§ **WORK REQUIRED**
Output the full listing below exactly, without the pictures.

** begin ENTRIES **

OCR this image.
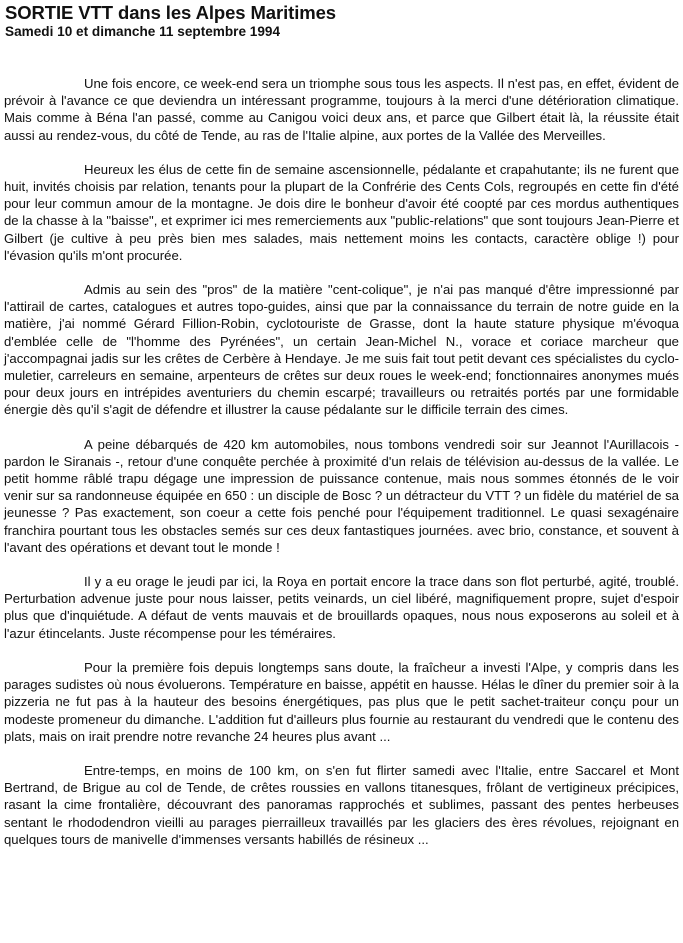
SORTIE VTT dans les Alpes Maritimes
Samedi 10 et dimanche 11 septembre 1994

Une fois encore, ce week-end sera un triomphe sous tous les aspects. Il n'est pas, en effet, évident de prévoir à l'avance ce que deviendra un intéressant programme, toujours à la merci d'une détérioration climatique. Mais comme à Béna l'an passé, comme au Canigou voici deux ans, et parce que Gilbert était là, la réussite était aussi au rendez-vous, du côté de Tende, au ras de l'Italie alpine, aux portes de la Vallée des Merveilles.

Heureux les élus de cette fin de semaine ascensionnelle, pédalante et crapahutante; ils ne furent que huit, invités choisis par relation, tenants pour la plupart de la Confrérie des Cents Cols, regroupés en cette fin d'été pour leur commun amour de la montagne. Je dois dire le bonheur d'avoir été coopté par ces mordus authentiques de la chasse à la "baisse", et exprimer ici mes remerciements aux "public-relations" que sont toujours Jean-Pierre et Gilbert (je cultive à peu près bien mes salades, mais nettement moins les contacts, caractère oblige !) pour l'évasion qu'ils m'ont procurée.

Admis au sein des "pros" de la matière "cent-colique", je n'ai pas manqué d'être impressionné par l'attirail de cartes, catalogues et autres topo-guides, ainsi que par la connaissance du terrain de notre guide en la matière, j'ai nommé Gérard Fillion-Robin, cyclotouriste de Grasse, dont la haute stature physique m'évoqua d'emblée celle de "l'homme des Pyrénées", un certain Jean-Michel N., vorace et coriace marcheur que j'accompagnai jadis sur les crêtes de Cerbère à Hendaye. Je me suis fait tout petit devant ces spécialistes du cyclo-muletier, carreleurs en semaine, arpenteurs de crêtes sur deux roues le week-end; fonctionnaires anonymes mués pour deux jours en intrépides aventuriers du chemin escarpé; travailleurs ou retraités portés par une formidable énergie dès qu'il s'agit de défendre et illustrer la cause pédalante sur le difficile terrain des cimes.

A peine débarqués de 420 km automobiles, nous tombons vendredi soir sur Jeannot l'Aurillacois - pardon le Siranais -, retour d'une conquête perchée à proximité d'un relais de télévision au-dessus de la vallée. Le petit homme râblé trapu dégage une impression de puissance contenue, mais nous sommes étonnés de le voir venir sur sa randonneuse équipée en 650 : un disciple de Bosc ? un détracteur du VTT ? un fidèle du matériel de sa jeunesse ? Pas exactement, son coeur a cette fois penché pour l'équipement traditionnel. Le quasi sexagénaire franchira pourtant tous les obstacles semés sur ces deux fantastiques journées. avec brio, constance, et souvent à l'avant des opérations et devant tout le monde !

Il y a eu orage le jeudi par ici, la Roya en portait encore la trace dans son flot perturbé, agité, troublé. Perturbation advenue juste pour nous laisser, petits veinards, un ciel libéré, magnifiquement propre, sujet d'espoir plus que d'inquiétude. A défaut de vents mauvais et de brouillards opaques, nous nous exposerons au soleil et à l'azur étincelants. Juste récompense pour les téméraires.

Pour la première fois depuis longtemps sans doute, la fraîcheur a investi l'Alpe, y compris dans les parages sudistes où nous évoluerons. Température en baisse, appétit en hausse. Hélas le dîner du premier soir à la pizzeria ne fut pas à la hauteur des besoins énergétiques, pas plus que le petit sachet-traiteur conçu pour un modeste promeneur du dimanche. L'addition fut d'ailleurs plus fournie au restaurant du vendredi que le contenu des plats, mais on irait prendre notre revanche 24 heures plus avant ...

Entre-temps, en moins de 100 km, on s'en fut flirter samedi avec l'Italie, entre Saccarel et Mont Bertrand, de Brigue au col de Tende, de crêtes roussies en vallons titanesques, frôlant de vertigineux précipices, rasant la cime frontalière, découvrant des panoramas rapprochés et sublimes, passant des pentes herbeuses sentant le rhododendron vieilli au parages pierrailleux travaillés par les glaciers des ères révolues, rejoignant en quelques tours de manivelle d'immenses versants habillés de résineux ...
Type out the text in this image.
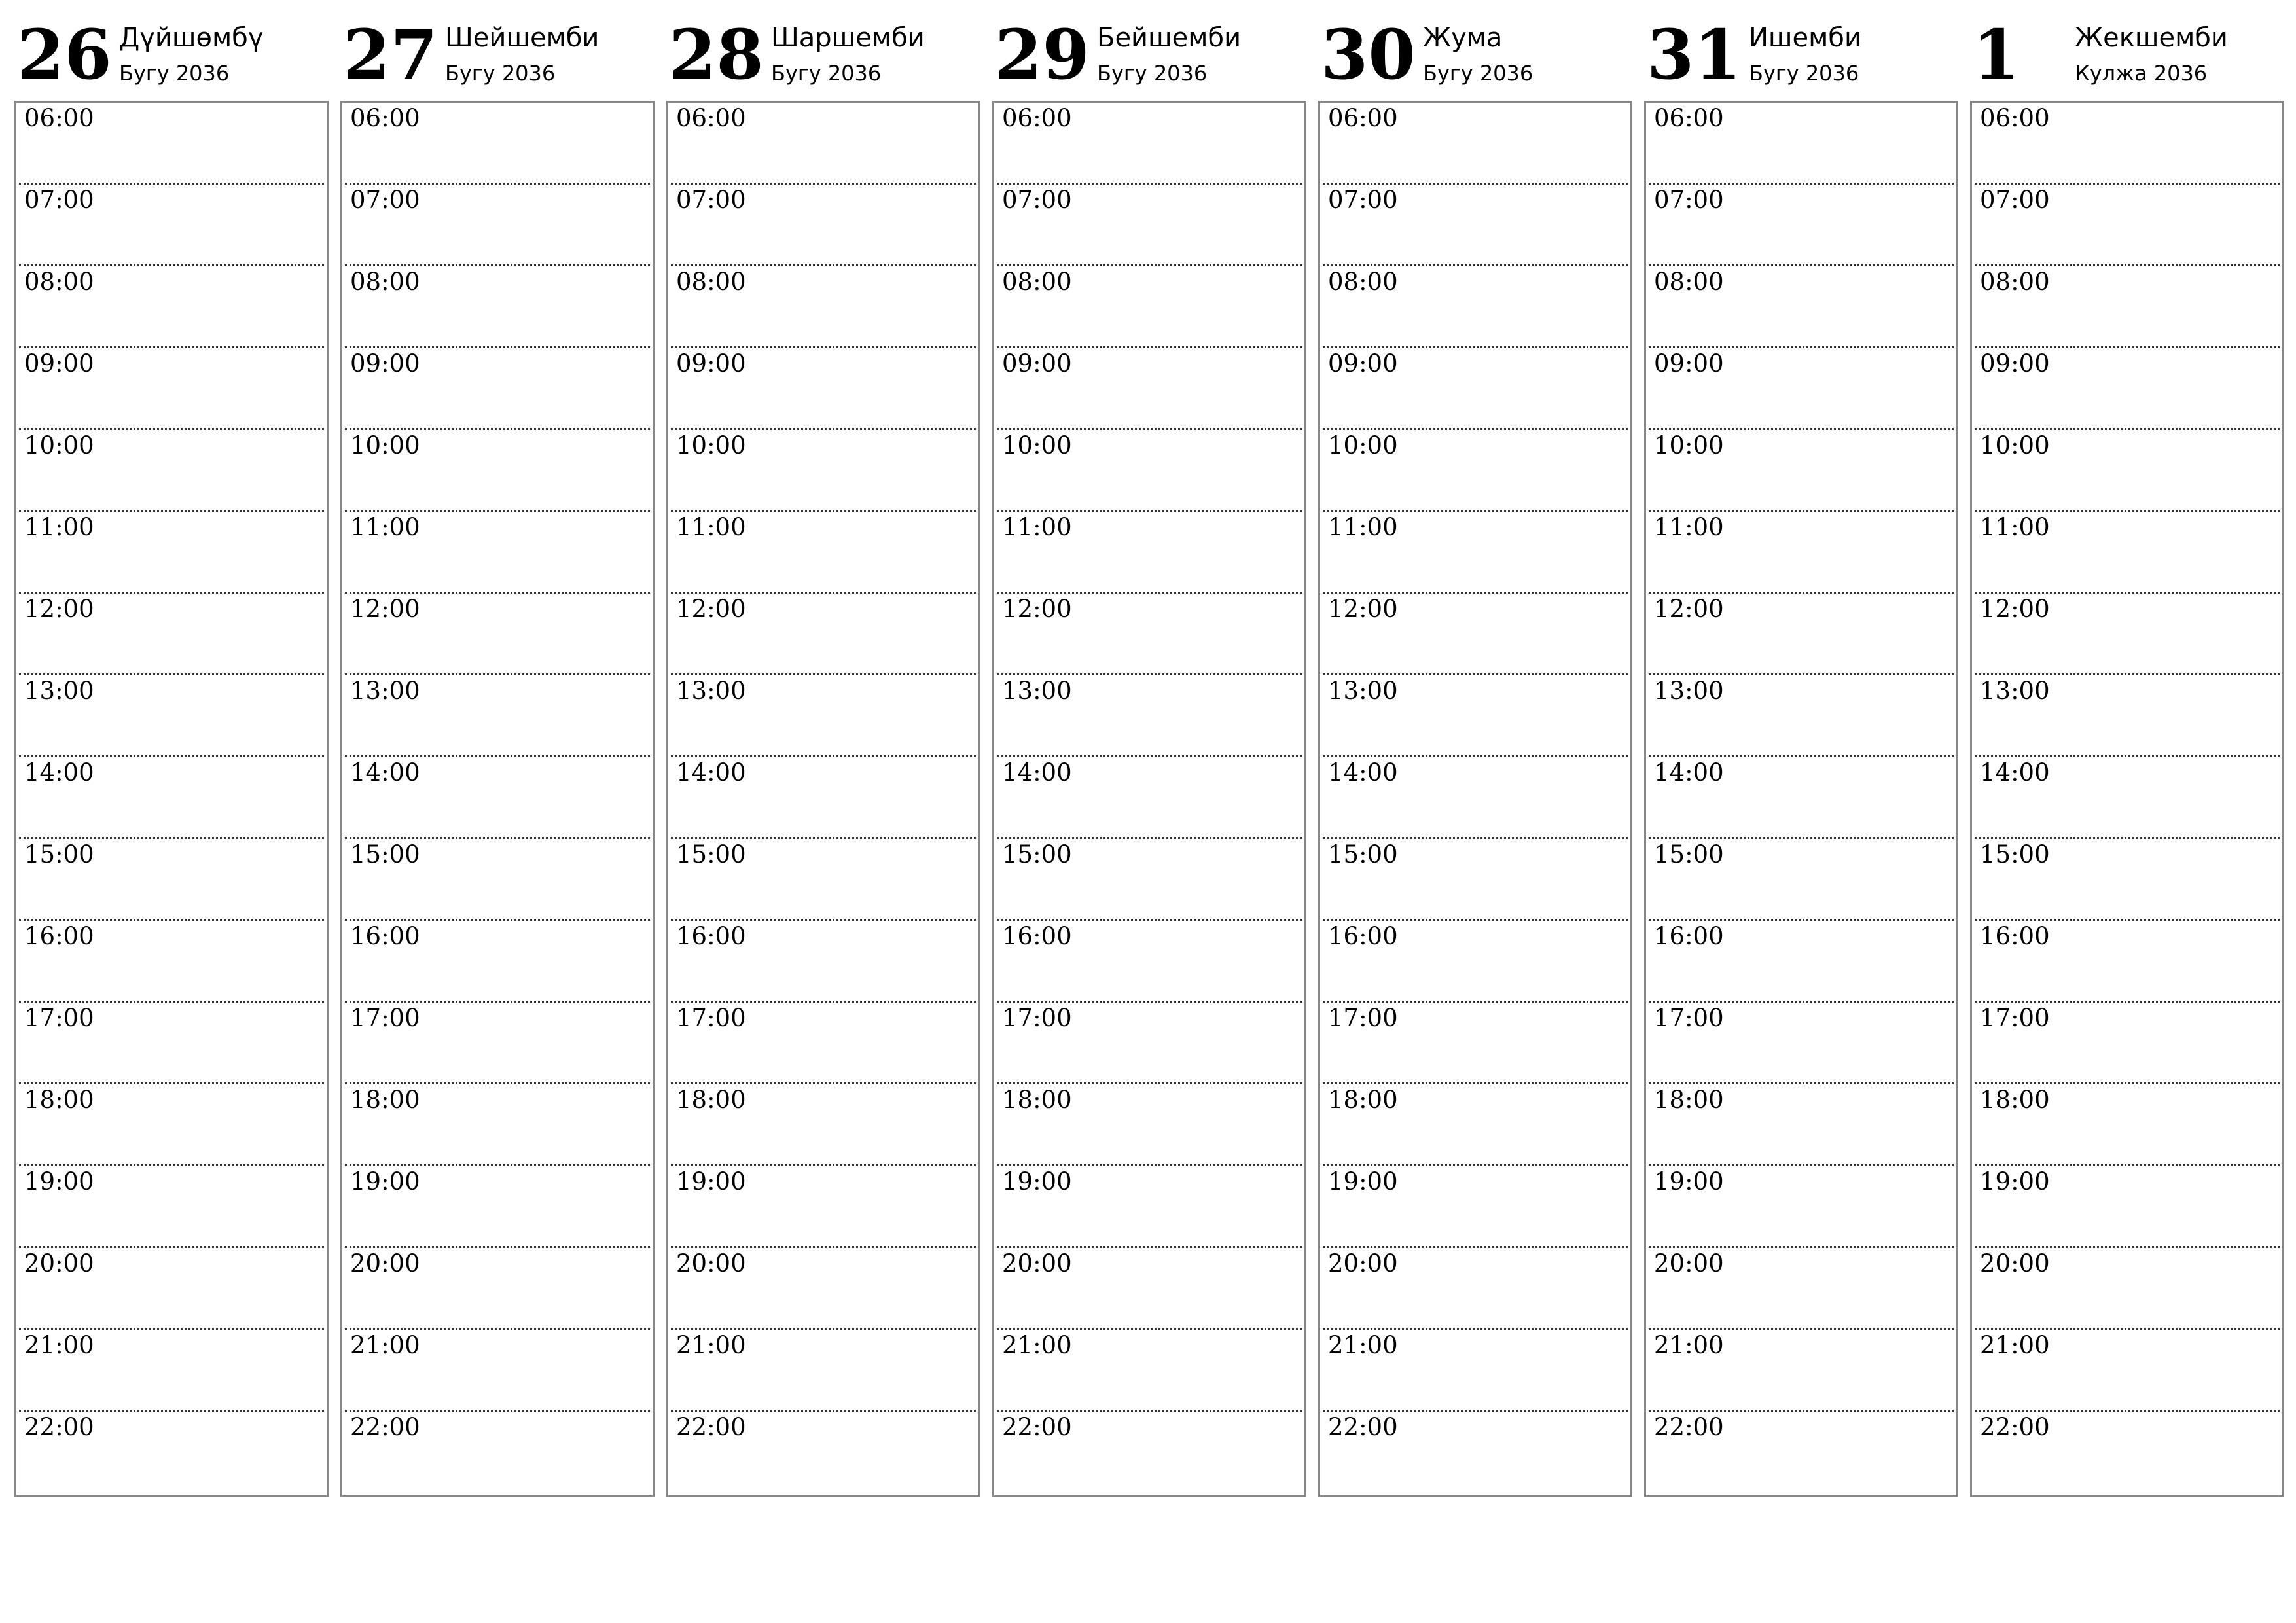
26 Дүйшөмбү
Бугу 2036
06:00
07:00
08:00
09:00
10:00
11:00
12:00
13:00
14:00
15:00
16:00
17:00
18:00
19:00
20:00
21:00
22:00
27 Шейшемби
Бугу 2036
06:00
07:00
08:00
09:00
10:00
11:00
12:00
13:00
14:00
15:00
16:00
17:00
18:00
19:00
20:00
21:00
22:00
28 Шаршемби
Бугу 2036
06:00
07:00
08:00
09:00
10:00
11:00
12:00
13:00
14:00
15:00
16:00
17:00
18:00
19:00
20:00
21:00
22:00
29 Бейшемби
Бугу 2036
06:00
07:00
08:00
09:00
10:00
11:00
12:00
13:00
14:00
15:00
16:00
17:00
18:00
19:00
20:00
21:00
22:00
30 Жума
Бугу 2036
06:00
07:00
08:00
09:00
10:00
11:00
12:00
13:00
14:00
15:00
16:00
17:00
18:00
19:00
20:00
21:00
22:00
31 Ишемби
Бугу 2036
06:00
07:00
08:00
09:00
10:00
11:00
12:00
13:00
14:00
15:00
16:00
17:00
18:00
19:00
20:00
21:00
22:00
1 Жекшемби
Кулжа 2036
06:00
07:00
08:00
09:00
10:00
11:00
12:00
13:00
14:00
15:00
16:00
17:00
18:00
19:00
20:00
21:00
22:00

** end ENTRIES **

§ **RESULT OF THE EXERCISE**
OCR this image.
SORTIE VTT dans les Alpes Maritimes
Samedi 10 et dimanche 11 septembre 1994

Une fois encore, ce week-end sera un triomphe sous tous les aspects. Il n'est pas, en effet, évident de prévoir à l'avance ce que deviendra un intéressant programme, toujours à la merci d'une détérioration climatique. Mais comme à Béna l'an passé, comme au Canigou voici deux ans, et parce que Gilbert était là, la réussite était aussi au rendez-vous, du côté de Tende, au ras de l'Italie alpine, aux portes de la Vallée des Merveilles.

Heureux les élus de cette fin de semaine ascensionnelle, pédalante et crapahutante; ils ne furent que huit, invités choisis par relation, tenants pour la plupart de la Confrérie des Cents Cols, regroupés en cette fin d'été pour leur commun amour de la montagne. Je dois dire le bonheur d'avoir été coopté par ces mordus authentiques de la chasse à la "baisse", et exprimer ici mes remerciements aux "public-relations" que sont toujours Jean-Pierre et Gilbert (je cultive à peu près bien mes salades, mais nettement moins les contacts, caractère oblige !) pour l'évasion qu'ils m'ont procurée.

Admis au sein des "pros" de la matière "cent-colique", je n'ai pas manqué d'être impressionné par l'attirail de cartes, catalogues et autres topo-guides, ainsi que par la connaissance du terrain de notre guide en la matière, j'ai nommé Gérard Fillion-Robin, cyclotouriste de Grasse, dont la haute stature physique m'évoqua d'emblée celle de "l'homme des Pyrénées", un certain Jean-Michel N., vorace et coriace marcheur que j'accompagnai jadis sur les crêtes de Cerbère à Hendaye. Je me suis fait tout petit devant ces spécialistes du cyclo-muletier, carreleurs en semaine, arpenteurs de crêtes sur deux roues le week-end; fonctionnaires anonymes mués pour deux jours en intrépides aventuriers du chemin escarpé; travailleurs ou retraités portés par une formidable énergie dès qu'il s'agit de défendre et illustrer la cause pédalante sur le difficile terrain des cimes.

A peine débarqués de 420 km automobiles, nous tombons vendredi soir sur Jeannot l'Aurillacois - pardon le Siranais -, retour d'une conquête perchée à proximité d'un relais de télévision au-dessus de la vallée. Le petit homme râblé trapu dégage une impression de puissance contenue, mais nous sommes étonnés de le voir venir sur sa randonneuse équipée en 650 : un disciple de Bosc ? un détracteur du VTT ? un fidèle du matériel de sa jeunesse ? Pas exactement, son coeur a cette fois penché pour l'équipement traditionnel. Le quasi sexagénaire franchira pourtant tous les obstacles semés sur ces deux fantastiques journées. avec brio, constance, et souvent à l'avant des opérations et devant tout le monde !

Il y a eu orage le jeudi par ici, la Roya en portait encore la trace dans son flot perturbé, agité, troublé. Perturbation advenue juste pour nous laisser, petits veinards, un ciel libéré, magnifiquement propre, sujet d'espoir plus que d'inquiétude. A défaut de vents mauvais et de brouillards opaques, nous nous exposerons au soleil et à l'azur étincelants. Juste récompense pour les téméraires.

Pour la première fois depuis longtemps sans doute, la fraîcheur a investi l'Alpe, y compris dans les parages sudistes où nous évoluerons. Température en baisse, appétit en hausse. Hélas le dîner du premier soir à la pizzeria ne fut pas à la hauteur des besoins énergétiques, pas plus que le petit sachet-traiteur conçu pour un modeste promeneur du dimanche. L'addition fut d'ailleurs plus fournie au restaurant du vendredi que le contenu des plats, mais on irait prendre notre revanche 24 heures plus avant ...

Entre-temps, en moins de 100 km, on s'en fut flirter samedi avec l'Italie, entre Saccarel et Mont Bertrand, de Brigue au col de Tende, de crêtes roussies en vallons titanesques, frôlant de vertigineux précipices, rasant la cime frontalière, découvrant des panoramas rapprochés et sublimes, passant des pentes herbeuses sentant le rhododendron vieilli au parages pierrailleux travaillés par les glaciers des ères révolues, rejoignant en quelques tours de manivelle d'immenses versants habillés de résineux ...
Type out the text in this image.
26 Дүйшөмбү
Бугу 2036
06:00
07:00
08:00
09:00
10:00
11:00
12:00
13:00
14:00
15:00
16:00
17:00
18:00
19:00
20:00
21:00
22:00
27 Шейшемби
Бугу 2036
06:00
07:00
08:00
09:00
10:00
11:00
12:00
13:00
14:00
15:00
16:00
17:00
18:00
19:00
20:00
21:00
22:00
28 Шаршемби
Бугу 2036
06:00
07:00
08:00
09:00
10:00
11:00
12:00
13:00
14:00
15:00
16:00
17:00
18:00
19:00
20:00
21:00
22:00
29 Бейшемби
Бугу 2036
06:00
07:00
08:00
09:00
10:00
11:00
12:00
13:00
14:00
15:00
16:00
17:00
18:00
19:00
20:00
21:00
22:00
30 Жума
Бугу 2036
06:00
07:00
08:00
09:00
10:00
11:00
12:00
13:00
14:00
15:00
16:00
17:00
18:00
19:00
20:00
21:00
22:00
31 Ишемби
Бугу 2036
06:00
07:00
08:00
09:00
10:00
11:00
12:00
13:00
14:00
15:00
16:00
17:00
18:00
19:00
20:00
21:00
22:00
1 Жекшемби
Кулжа 2036
06:00
07:00
08:00
09:00
10:00
11:00
12:00
13:00
14:00
15:00
16:00
17:00
18:00
19:00
20:00
21:00
22:00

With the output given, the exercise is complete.